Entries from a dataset
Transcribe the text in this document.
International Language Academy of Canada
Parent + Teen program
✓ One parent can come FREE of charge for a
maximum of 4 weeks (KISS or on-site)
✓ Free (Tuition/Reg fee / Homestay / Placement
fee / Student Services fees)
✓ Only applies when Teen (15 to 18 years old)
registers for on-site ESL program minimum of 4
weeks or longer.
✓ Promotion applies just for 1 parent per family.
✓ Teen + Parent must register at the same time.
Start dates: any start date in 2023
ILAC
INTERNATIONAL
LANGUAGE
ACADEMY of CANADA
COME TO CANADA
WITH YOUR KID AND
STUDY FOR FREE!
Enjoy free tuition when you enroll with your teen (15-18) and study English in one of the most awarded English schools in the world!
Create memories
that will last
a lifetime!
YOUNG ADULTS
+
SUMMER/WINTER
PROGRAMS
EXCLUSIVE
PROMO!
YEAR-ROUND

▸ Instruction: From the records above, extract each line exactly as shown.

▸ Exercise response:
Transcribe the text in this document.
International Language Academy of Canada
Parent + Teen program
✓ One parent can come FREE of charge for a
maximum of 4 weeks (KISS or on-site)
✓ Free (Tuition/Reg fee / Homestay / Placement
fee / Student Services fees)
✓ Only applies when Teen (15 to 18 years old)
registers for on-site ESL program minimum of 4
weeks or longer.
✓ Promotion applies just for 1 parent per family.
✓ Teen + Parent must register at the same time.
Start dates: any start date in 2023
ILAC
INTERNATIONAL
LANGUAGE
ACADEMY of CANADA
COME TO CANADA
WITH YOUR KID AND
STUDY FOR FREE!
Enjoy free tuition when you enroll with your teen (15-18) and study English in one of the most awarded English schools in the world!
Create memories
that will last
a lifetime!
YOUNG ADULTS
+
SUMMER/WINTER
PROGRAMS
EXCLUSIVE
PROMO!
YEAR-ROUND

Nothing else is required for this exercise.